-- Begin Records for this exercise --
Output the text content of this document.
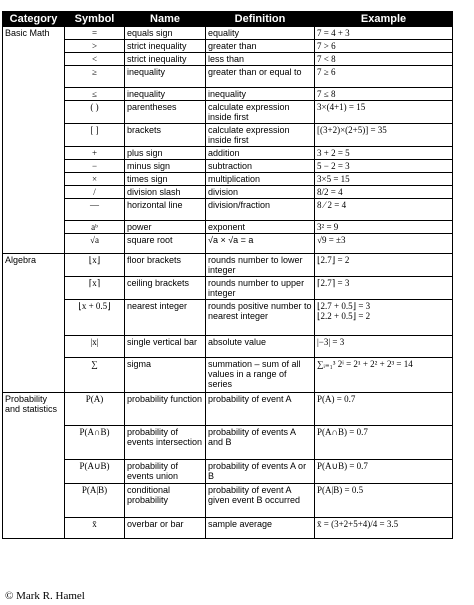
Category	Symbol	Name	Definition	Example
Basic Math	=	equals sign	equality	7 = 4 + 3

	>	strict inequality	greater than	7 > 6

	<	strict inequality	less than	7 < 8

	≥	inequality	greater than or equal to	7 ≥ 6

	≤	inequality	inequality	7 ≤ 8

	( )	parentheses	calculate expression inside first	3×(4+1) = 15

	[ ]	brackets	calculate expression inside first	[(3+2)×(2+5)] = 35

	+	plus sign	addition	3 + 2 = 5

	−	minus sign	subtraction	5 − 2 = 3

	×	times sign	multiplication	3×5 = 15

	/	division slash	division	8/2 = 4

	―	horizontal line	division/fraction	8 ⁄ 2 = 4

	aᵇ	power	exponent	3² = 9

	√a	square root	√a × √a = a	√9 = ±3

Algebra	⌊x⌋	floor brackets	rounds number to lower integer	⌊2.7⌋ = 2

	⌈x⌉	ceiling brackets	rounds number to upper integer	⌈2.7⌉ = 3

	⌊x + 0.5⌋	nearest integer	rounds positive number to nearest integer	⌊2.7 + 0.5⌋ = 3
⌊2.2 + 0.5⌋ = 2

	|x|	single vertical bar	absolute value	|−3| = 3

	∑	sigma	summation – sum of all values in a range of series	∑ᵢ₌₁³ 2ⁱ = 2¹ + 2² + 2³ = 14

Probability and statistics	P(A)	probability function	probability of event A	P(A) = 0.7

	P(A∩B)	probability of events intersection	probability of events A and B	P(A∩B) = 0.7

	P(A∪B)	probability of events union	probability of events A or B	P(A∪B) = 0.7

	P(A|B)	conditional probability	probability of event A given event B occurred	P(A|B) = 0.5

	x̄	overbar or bar	sample average	x̄ = (3+2+5+4)/4 = 3.5
© Mark R. Hamel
-- End Records for this exercise --
Required work: Each line above is to be copied verbatim. Drop any image from the copy.

Solution:
Output the text content of this document.
Category	Symbol	Name	Definition	Example
Basic Math	=	equals sign	equality	7 = 4 + 3

	>	strict inequality	greater than	7 > 6

	<	strict inequality	less than	7 < 8

	≥	inequality	greater than or equal to	7 ≥ 6

	≤	inequality	inequality	7 ≤ 8

	( )	parentheses	calculate expression inside first	3×(4+1) = 15

	[ ]	brackets	calculate expression inside first	[(3+2)×(2+5)] = 35

	+	plus sign	addition	3 + 2 = 5

	−	minus sign	subtraction	5 − 2 = 3

	×	times sign	multiplication	3×5 = 15

	/	division slash	division	8/2 = 4

	―	horizontal line	division/fraction	8 ⁄ 2 = 4

	aᵇ	power	exponent	3² = 9

	√a	square root	√a × √a = a	√9 = ±3

Algebra	⌊x⌋	floor brackets	rounds number to lower integer	⌊2.7⌋ = 2

	⌈x⌉	ceiling brackets	rounds number to upper integer	⌈2.7⌉ = 3

	⌊x + 0.5⌋	nearest integer	rounds positive number to nearest integer	⌊2.7 + 0.5⌋ = 3
⌊2.2 + 0.5⌋ = 2

	|x|	single vertical bar	absolute value	|−3| = 3

	∑	sigma	summation – sum of all values in a range of series	∑ᵢ₌₁³ 2ⁱ = 2¹ + 2² + 2³ = 14

Probability and statistics	P(A)	probability function	probability of event A	P(A) = 0.7

	P(A∩B)	probability of events intersection	probability of events A and B	P(A∩B) = 0.7

	P(A∪B)	probability of events union	probability of events A or B	P(A∪B) = 0.7

	P(A|B)	conditional probability	probability of event A given event B occurred	P(A|B) = 0.5

	x̄	overbar or bar	sample average	x̄ = (3+2+5+4)/4 = 3.5
© Mark R. Hamel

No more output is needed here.